* DESCRIPTION OF THE TASK: Gather each line of the records where "Access" appears.

--- START OF EXERCISE MATERIAL ---

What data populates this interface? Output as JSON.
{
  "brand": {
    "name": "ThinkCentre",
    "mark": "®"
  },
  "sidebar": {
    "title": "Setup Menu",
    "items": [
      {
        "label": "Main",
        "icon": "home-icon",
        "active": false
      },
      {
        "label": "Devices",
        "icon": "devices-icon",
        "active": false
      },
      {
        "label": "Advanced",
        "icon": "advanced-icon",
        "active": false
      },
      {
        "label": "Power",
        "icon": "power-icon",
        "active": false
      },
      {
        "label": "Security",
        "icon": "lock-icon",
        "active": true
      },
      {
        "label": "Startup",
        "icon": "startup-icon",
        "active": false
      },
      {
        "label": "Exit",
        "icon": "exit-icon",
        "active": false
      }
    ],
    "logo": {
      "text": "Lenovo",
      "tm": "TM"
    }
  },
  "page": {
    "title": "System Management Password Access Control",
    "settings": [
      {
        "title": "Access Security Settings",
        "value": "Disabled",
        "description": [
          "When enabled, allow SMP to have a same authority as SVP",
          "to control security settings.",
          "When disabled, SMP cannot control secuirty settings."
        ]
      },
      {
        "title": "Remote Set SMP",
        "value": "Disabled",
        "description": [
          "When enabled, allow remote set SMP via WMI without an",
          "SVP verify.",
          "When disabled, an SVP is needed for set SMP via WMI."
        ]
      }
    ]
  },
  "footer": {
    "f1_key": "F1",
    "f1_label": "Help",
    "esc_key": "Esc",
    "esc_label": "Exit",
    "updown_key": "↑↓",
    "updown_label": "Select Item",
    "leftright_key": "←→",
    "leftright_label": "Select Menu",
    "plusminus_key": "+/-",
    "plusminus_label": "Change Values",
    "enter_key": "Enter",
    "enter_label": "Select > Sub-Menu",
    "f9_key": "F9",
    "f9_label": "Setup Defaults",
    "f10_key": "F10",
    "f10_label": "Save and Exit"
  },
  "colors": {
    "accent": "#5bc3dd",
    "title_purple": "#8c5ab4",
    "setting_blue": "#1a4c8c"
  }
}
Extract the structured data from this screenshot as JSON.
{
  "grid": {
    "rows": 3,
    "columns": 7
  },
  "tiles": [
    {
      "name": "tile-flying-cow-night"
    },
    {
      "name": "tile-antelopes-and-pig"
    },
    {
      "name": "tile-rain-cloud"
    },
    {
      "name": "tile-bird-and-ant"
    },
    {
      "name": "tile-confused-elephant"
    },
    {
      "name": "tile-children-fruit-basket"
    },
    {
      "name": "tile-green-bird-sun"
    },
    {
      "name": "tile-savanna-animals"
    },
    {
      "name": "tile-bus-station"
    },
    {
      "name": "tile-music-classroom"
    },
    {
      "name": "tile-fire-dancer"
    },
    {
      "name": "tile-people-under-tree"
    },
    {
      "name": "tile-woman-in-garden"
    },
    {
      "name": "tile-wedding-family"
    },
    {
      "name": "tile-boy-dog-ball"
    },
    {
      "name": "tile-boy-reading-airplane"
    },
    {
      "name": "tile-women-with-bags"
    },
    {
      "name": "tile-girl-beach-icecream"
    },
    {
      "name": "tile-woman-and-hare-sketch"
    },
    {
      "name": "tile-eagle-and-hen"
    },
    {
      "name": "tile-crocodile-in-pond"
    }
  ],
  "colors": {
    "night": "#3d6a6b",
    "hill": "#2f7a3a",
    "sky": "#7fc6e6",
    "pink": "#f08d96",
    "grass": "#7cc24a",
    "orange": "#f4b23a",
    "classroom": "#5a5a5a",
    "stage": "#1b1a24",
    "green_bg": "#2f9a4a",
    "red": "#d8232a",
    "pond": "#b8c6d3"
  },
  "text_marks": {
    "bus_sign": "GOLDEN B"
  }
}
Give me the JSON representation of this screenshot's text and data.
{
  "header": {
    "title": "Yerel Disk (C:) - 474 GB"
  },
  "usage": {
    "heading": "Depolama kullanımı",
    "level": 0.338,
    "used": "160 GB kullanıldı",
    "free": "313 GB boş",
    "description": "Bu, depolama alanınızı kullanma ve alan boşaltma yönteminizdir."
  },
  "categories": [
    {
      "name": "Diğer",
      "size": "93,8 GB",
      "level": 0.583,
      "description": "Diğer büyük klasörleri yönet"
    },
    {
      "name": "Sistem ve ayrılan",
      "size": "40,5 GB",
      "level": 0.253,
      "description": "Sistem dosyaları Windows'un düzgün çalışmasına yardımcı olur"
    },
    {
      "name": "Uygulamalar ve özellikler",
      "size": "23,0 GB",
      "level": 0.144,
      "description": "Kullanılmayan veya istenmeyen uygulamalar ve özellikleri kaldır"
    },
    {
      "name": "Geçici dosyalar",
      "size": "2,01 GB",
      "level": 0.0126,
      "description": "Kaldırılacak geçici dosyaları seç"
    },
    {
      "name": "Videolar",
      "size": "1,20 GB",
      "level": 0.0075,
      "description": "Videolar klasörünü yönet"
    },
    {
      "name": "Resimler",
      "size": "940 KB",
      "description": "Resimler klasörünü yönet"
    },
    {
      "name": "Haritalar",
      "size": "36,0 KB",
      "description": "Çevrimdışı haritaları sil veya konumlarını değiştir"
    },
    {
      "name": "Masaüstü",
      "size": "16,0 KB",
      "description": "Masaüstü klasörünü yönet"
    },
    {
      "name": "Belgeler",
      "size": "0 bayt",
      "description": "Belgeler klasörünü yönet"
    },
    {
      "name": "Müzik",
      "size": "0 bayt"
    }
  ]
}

--- END OF EXERCISE MATERIAL ---

* COMPLETED EXERCISE:
    "title": "System Management Password Access Control",
        "title": "Access Security Settings",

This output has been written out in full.